_Required task:_ From the listing below, extract every line in which the word "title" appears.

_Records:_
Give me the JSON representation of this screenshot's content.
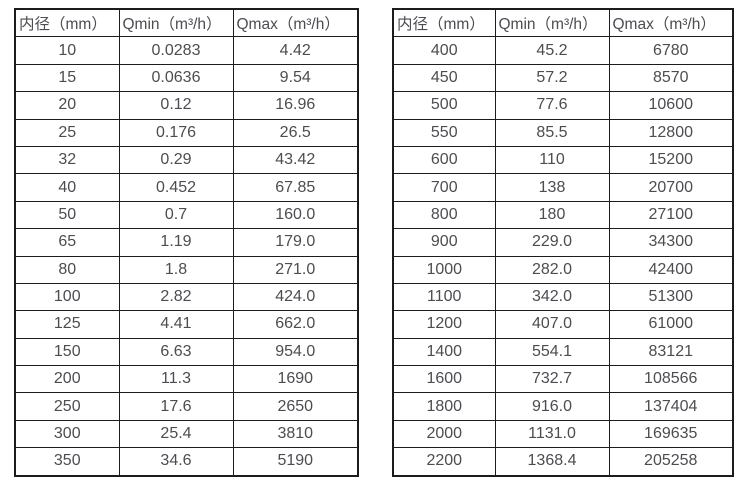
{
  "colors": {
    "background": "#ffffff",
    "border": "#1c1c1c",
    "text": "#4c4c52"
  },
  "chart_data": [
    {
      "type": "table",
      "title": "",
      "columns": [
        "内径（mm）",
        "Qmin（m³/h）",
        "Qmax（m³/h）"
      ],
      "rows": [
        [
          "10",
          "0.0283",
          "4.42"
        ],
        [
          "15",
          "0.0636",
          "9.54"
        ],
        [
          "20",
          "0.12",
          "16.96"
        ],
        [
          "25",
          "0.176",
          "26.5"
        ],
        [
          "32",
          "0.29",
          "43.42"
        ],
        [
          "40",
          "0.452",
          "67.85"
        ],
        [
          "50",
          "0.7",
          "160.0"
        ],
        [
          "65",
          "1.19",
          "179.0"
        ],
        [
          "80",
          "1.8",
          "271.0"
        ],
        [
          "100",
          "2.82",
          "424.0"
        ],
        [
          "125",
          "4.41",
          "662.0"
        ],
        [
          "150",
          "6.63",
          "954.0"
        ],
        [
          "200",
          "11.3",
          "1690"
        ],
        [
          "250",
          "17.6",
          "2650"
        ],
        [
          "300",
          "25.4",
          "3810"
        ],
        [
          "350",
          "34.6",
          "5190"
        ]
      ]
    },
    {
      "type": "table",
      "title": "",
      "columns": [
        "内径（mm）",
        "Qmin（m³/h）",
        "Qmax（m³/h）"
      ],
      "rows": [
        [
          "400",
          "45.2",
          "6780"
        ],
        [
          "450",
          "57.2",
          "8570"
        ],
        [
          "500",
          "77.6",
          "10600"
        ],
        [
          "550",
          "85.5",
          "12800"
        ],
        [
          "600",
          "110",
          "15200"
        ],
        [
          "700",
          "138",
          "20700"
        ],
        [
          "800",
          "180",
          "27100"
        ],
        [
          "900",
          "229.0",
          "34300"
        ],
        [
          "1000",
          "282.0",
          "42400"
        ],
        [
          "1100",
          "342.0",
          "51300"
        ],
        [
          "1200",
          "407.0",
          "61000"
        ],
        [
          "1400",
          "554.1",
          "83121"
        ],
        [
          "1600",
          "732.7",
          "108566"
        ],
        [
          "1800",
          "916.0",
          "137404"
        ],
        [
          "2000",
          "1131.0",
          "169635"
        ],
        [
          "2200",
          "1368.4",
          "205258"
        ]
      ]
    }
  ]
}
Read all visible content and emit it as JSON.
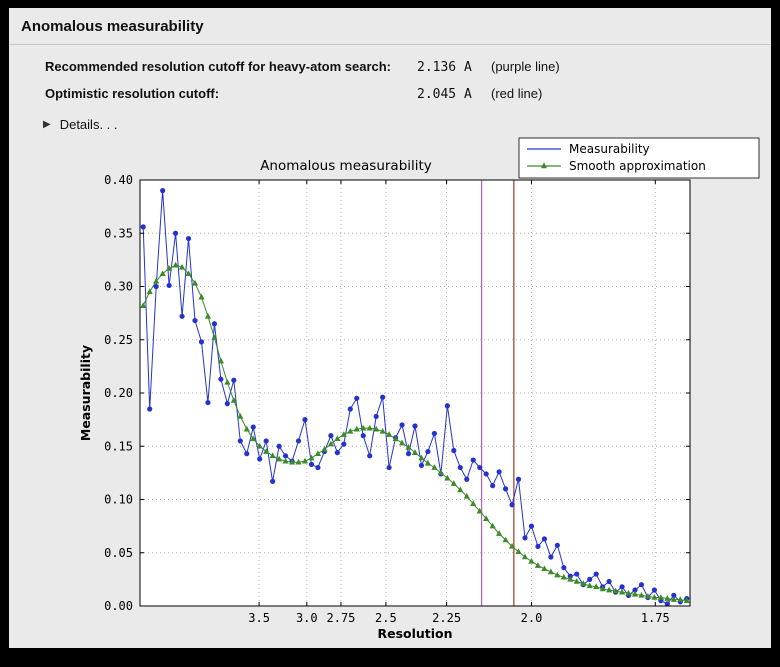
{
  "window": {
    "title": "Anomalous measurability"
  },
  "info": {
    "rows": [
      {
        "label": "Recommended resolution cutoff for heavy-atom search:",
        "value": "2.136 A",
        "note": "(purple line)"
      },
      {
        "label": "Optimistic resolution cutoff:",
        "value": "2.045 A",
        "note": "(red line)"
      }
    ],
    "disclosure_icon": "▶",
    "details_label": "Details. . ."
  },
  "chart_data": {
    "type": "line",
    "title": "Anomalous measurability",
    "xlabel": "Resolution",
    "ylabel": "Measurability",
    "x_scale": "inverse_d_squared",
    "x_ticks_resolution": [
      3.5,
      3.0,
      2.75,
      2.5,
      2.25,
      2.0,
      1.75
    ],
    "x_tick_labels": [
      "3.5",
      "3.0",
      "2.75",
      "2.5",
      "2.25",
      "2.0",
      "1.75"
    ],
    "ylim": [
      0.0,
      0.4
    ],
    "y_ticks": [
      0.0,
      0.05,
      0.1,
      0.15,
      0.2,
      0.25,
      0.3,
      0.35,
      0.4
    ],
    "s_range": [
      0.008,
      0.348
    ],
    "s_start": 0.01,
    "s_step": 0.004,
    "grid": true,
    "legend_position": "top-right",
    "vlines": [
      {
        "name": "purple-cutoff-line",
        "resolution": 2.136,
        "color": "#b75ec9"
      },
      {
        "name": "red-cutoff-line",
        "resolution": 2.045,
        "color": "#9e3a28"
      }
    ],
    "legend": [
      {
        "label": "Measurability",
        "color": "#2433cf",
        "marker": "circle"
      },
      {
        "label": "Smooth approximation",
        "color": "#3c8a28",
        "marker": "triangle"
      }
    ],
    "series": [
      {
        "name": "Measurability",
        "values": [
          0.356,
          0.185,
          0.3,
          0.39,
          0.301,
          0.35,
          0.272,
          0.345,
          0.268,
          0.248,
          0.191,
          0.265,
          0.213,
          0.19,
          0.212,
          0.155,
          0.143,
          0.168,
          0.138,
          0.155,
          0.117,
          0.15,
          0.141,
          0.136,
          0.155,
          0.175,
          0.133,
          0.13,
          0.145,
          0.16,
          0.144,
          0.152,
          0.185,
          0.195,
          0.16,
          0.141,
          0.178,
          0.196,
          0.13,
          0.158,
          0.17,
          0.143,
          0.169,
          0.132,
          0.145,
          0.162,
          0.124,
          0.188,
          0.146,
          0.13,
          0.119,
          0.137,
          0.13,
          0.124,
          0.113,
          0.126,
          0.11,
          0.095,
          0.119,
          0.064,
          0.075,
          0.056,
          0.063,
          0.046,
          0.057,
          0.036,
          0.028,
          0.03,
          0.02,
          0.025,
          0.03,
          0.018,
          0.023,
          0.013,
          0.018,
          0.01,
          0.015,
          0.02,
          0.008,
          0.015,
          0.005,
          0.002,
          0.01,
          0.004,
          0.007
        ]
      },
      {
        "name": "Smooth approximation",
        "values": [
          0.282,
          0.295,
          0.305,
          0.312,
          0.317,
          0.32,
          0.318,
          0.312,
          0.303,
          0.29,
          0.272,
          0.252,
          0.23,
          0.21,
          0.193,
          0.178,
          0.166,
          0.157,
          0.15,
          0.145,
          0.141,
          0.138,
          0.136,
          0.135,
          0.135,
          0.136,
          0.139,
          0.143,
          0.147,
          0.152,
          0.157,
          0.161,
          0.164,
          0.166,
          0.167,
          0.167,
          0.166,
          0.164,
          0.161,
          0.157,
          0.153,
          0.149,
          0.144,
          0.139,
          0.134,
          0.13,
          0.125,
          0.12,
          0.115,
          0.109,
          0.103,
          0.096,
          0.089,
          0.082,
          0.075,
          0.068,
          0.062,
          0.056,
          0.051,
          0.046,
          0.042,
          0.038,
          0.035,
          0.032,
          0.029,
          0.027,
          0.025,
          0.023,
          0.021,
          0.019,
          0.018,
          0.016,
          0.015,
          0.014,
          0.013,
          0.012,
          0.011,
          0.01,
          0.009,
          0.008,
          0.008,
          0.007,
          0.006,
          0.006,
          0.005
        ]
      }
    ]
  }
}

_Response below:_
      "title": "",
      "title": "",
    "title": "Anomalous measurability"
    "title": "Anomalous measurability",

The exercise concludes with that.